§ YOUR OBJECTIVE: Lines containing the word "Texas" should be extracted in full.

[Records from a data collection]
* * * * * * *
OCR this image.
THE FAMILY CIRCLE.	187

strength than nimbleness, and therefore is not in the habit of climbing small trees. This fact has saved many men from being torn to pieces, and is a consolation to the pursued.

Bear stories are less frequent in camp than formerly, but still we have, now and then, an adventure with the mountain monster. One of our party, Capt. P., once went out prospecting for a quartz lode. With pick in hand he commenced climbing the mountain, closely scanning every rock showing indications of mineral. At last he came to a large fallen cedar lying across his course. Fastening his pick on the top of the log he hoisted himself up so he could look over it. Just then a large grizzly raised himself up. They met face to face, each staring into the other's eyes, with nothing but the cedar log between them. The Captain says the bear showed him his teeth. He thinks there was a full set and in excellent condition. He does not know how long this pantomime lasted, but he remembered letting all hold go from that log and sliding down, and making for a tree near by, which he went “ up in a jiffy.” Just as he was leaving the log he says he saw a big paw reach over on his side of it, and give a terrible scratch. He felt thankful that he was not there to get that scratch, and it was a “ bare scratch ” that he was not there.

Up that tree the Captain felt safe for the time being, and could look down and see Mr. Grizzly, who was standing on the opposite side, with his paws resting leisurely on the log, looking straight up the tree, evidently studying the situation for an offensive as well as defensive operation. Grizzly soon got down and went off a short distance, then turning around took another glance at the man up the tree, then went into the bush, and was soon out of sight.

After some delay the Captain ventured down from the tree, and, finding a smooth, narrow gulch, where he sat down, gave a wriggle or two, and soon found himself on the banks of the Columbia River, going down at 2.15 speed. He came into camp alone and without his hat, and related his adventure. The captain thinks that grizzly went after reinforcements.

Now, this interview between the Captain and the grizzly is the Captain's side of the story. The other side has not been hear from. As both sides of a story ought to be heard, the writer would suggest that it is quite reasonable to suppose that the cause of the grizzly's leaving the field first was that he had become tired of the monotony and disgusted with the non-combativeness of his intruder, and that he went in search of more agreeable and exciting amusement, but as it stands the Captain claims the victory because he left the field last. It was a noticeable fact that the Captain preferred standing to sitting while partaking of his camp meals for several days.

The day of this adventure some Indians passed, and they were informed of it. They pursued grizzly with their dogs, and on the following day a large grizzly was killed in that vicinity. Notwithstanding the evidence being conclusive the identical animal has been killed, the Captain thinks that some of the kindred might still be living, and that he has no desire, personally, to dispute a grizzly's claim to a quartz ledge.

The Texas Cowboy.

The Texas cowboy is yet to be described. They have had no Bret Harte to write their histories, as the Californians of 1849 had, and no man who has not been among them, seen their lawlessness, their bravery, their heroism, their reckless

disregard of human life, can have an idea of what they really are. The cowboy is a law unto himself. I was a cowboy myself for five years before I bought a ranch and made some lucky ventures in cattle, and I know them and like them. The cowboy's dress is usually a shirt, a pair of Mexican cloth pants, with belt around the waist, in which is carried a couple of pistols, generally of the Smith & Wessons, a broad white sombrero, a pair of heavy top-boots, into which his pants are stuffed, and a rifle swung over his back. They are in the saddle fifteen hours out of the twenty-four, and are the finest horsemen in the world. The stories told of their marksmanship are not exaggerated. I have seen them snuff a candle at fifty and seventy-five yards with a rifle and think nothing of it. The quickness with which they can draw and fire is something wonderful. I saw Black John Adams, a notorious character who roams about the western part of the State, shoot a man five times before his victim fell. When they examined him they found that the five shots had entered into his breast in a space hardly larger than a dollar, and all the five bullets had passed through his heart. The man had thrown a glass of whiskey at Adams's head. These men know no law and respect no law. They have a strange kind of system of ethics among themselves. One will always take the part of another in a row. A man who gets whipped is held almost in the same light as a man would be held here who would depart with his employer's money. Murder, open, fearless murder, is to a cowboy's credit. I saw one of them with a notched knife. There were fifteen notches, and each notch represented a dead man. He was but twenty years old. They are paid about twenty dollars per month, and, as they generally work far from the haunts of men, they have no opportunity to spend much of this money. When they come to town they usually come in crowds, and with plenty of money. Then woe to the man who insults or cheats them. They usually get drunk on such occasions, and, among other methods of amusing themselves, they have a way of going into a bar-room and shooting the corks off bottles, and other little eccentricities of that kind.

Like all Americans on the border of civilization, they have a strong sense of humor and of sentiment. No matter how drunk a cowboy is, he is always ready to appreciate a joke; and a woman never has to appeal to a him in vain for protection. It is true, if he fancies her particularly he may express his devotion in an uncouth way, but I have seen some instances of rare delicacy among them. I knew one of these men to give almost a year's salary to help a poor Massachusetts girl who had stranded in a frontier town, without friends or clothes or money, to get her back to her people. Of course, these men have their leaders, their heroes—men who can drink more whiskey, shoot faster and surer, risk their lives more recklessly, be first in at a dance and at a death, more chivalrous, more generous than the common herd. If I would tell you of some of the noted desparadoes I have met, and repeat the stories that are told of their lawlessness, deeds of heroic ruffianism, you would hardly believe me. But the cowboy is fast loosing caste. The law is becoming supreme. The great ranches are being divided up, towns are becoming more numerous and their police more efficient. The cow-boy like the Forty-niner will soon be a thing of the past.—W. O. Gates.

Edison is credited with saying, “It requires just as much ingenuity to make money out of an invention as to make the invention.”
* * * * * * *
§ RESPONSE BELOW:
The Texas Cowboy.
The Texas cowboy is yet to be described. They have had no Bret Harte to write their histories, as the Californians of 1849 had, and no man who has not been among them, seen their lawlessness, their bravery, their heroism, their reckless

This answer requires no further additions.